◆ REQUIREMENTS:
Write the records out again exactly, leaving no images in.

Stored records
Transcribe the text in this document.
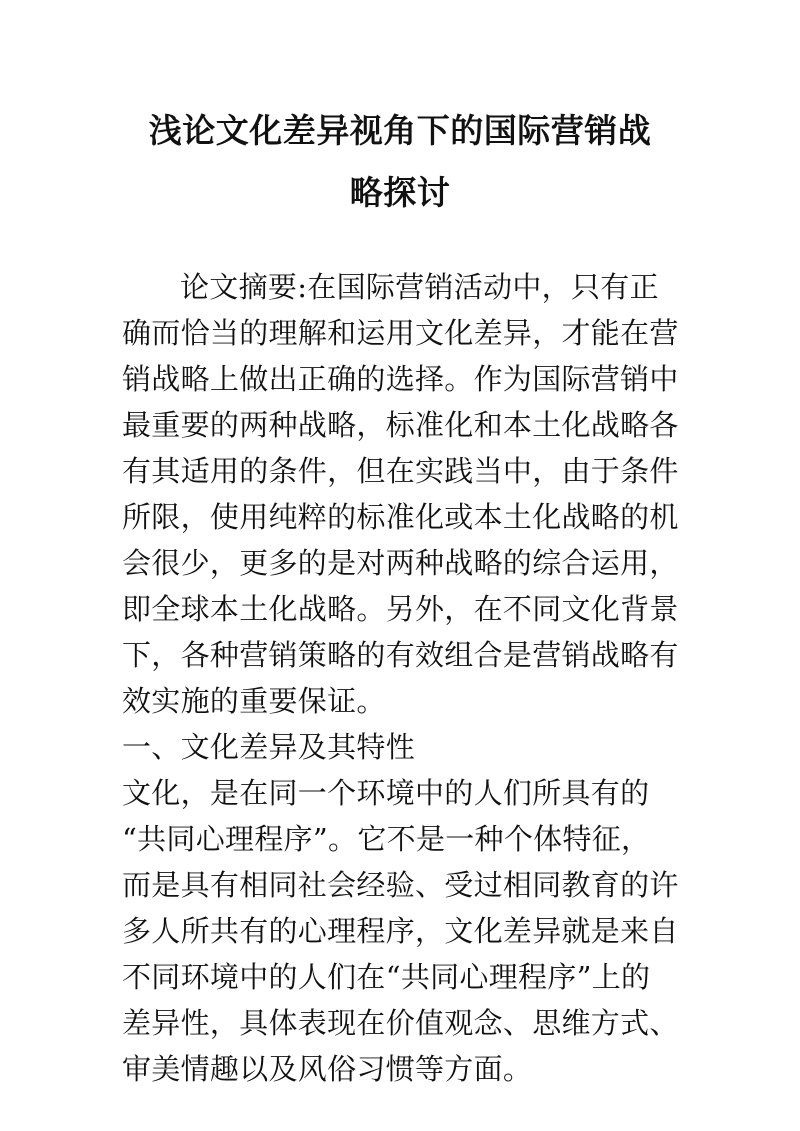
浅论文化差异视角下的国际营销战
略探讨
论文摘要:在国际营销活动中，只有正
确而恰当的理解和运用文化差异，才能在营
销战略上做出正确的选择。作为国际营销中
最重要的两种战略，标准化和本土化战略各
有其适用的条件，但在实践当中，由于条件
所限，使用纯粹的标准化或本土化战略的机
会很少，更多的是对两种战略的综合运用，
即全球本土化战略。另外，在不同文化背景
下，各种营销策略的有效组合是营销战略有
效实施的重要保证。
一、文化差异及其特性
文化，是在同一个环境中的人们所具有的
“共同心理程序”。它不是一种个体特征，
而是具有相同社会经验、受过相同教育的许
多人所共有的心理程序，文化差异就是来自
不同环境中的人们在“共同心理程序”上的
差异性，具体表现在价值观念、思维方式、
审美情趣以及风俗习惯等方面。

◆ OUTPUT:
Transcribe the text in this document.
浅论文化差异视角下的国际营销战
略探讨
论文摘要:在国际营销活动中，只有正
确而恰当的理解和运用文化差异，才能在营
销战略上做出正确的选择。作为国际营销中
最重要的两种战略，标准化和本土化战略各
有其适用的条件，但在实践当中，由于条件
所限，使用纯粹的标准化或本土化战略的机
会很少，更多的是对两种战略的综合运用，
即全球本土化战略。另外，在不同文化背景
下，各种营销策略的有效组合是营销战略有
效实施的重要保证。
一、文化差异及其特性
文化，是在同一个环境中的人们所具有的
“共同心理程序”。它不是一种个体特征，
而是具有相同社会经验、受过相同教育的许
多人所共有的心理程序，文化差异就是来自
不同环境中的人们在“共同心理程序”上的
差异性，具体表现在价值观念、思维方式、
审美情趣以及风俗习惯等方面。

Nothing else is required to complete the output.